◆ **Task to complete**:
Collect each line containing "JSON".
──────── Information given
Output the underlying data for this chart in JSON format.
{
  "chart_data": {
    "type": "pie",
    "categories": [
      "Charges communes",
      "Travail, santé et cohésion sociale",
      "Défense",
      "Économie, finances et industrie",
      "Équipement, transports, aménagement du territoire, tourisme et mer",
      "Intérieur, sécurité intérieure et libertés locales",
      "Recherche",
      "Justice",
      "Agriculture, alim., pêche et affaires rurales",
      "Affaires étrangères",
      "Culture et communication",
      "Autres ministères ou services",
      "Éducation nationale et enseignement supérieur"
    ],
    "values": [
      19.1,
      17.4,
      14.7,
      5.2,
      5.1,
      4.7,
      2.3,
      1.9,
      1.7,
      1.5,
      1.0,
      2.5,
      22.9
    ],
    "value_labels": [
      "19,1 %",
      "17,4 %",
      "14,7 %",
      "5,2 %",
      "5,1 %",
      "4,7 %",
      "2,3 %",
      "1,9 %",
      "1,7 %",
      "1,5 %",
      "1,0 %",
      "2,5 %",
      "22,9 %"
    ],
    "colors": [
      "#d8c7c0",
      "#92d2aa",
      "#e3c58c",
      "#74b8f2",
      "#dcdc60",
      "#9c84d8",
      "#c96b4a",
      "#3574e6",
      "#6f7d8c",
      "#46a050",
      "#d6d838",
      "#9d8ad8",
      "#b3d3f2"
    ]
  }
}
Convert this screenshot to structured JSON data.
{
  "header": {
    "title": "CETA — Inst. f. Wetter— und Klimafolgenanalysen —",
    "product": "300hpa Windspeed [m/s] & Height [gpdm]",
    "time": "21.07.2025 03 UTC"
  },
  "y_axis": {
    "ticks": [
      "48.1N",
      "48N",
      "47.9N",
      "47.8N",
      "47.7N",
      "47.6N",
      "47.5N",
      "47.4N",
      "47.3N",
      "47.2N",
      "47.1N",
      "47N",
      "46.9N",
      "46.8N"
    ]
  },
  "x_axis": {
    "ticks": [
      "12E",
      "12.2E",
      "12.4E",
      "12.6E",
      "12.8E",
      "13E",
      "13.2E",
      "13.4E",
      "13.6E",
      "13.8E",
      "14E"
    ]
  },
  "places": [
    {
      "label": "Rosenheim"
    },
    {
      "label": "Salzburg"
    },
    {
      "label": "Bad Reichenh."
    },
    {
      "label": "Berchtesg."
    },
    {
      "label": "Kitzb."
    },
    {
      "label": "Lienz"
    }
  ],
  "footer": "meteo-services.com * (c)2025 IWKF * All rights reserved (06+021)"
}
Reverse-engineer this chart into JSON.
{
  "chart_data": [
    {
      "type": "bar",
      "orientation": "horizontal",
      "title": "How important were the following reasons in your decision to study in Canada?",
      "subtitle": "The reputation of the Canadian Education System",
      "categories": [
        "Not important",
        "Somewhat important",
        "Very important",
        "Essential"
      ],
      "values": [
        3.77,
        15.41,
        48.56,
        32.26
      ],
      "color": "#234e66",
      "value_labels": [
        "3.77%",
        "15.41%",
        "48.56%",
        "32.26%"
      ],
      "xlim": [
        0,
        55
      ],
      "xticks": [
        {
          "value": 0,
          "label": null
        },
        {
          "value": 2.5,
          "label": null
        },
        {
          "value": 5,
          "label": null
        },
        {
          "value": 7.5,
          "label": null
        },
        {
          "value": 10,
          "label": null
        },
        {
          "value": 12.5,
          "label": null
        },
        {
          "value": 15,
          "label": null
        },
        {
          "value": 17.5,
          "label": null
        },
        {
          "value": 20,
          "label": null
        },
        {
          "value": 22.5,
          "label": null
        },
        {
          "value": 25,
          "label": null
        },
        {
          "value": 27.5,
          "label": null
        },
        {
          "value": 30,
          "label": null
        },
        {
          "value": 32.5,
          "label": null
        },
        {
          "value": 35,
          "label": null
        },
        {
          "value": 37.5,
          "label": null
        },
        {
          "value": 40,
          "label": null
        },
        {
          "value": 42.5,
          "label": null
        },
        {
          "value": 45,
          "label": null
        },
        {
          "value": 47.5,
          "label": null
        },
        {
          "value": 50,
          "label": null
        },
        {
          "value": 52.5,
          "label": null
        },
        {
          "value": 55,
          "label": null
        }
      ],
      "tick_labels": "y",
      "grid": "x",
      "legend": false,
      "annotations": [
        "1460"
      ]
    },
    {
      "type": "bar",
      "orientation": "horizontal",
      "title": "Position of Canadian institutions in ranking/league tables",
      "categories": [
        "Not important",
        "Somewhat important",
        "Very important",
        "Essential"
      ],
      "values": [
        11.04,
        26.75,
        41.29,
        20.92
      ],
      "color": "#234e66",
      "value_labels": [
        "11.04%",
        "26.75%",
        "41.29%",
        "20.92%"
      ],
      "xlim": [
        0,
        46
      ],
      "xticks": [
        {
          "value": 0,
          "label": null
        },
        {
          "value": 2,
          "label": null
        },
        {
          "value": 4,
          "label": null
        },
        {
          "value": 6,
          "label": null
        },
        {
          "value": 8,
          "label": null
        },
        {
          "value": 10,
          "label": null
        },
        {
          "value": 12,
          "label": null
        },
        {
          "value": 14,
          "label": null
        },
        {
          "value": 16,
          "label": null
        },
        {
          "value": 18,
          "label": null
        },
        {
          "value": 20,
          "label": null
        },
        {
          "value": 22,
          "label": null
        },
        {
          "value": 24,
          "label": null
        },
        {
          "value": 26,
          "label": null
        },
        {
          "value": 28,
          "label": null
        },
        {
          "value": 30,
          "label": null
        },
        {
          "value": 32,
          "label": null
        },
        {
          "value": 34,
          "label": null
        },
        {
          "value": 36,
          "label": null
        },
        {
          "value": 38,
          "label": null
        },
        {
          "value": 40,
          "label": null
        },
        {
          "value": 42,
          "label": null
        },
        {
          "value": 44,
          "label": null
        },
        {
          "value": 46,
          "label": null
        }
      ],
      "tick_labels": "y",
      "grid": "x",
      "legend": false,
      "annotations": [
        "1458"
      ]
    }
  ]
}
────────────────
◆ **Answer for the task**:
Output the underlying data for this chart in JSON format.
Convert this screenshot to structured JSON data.
Reverse-engineer this chart into JSON.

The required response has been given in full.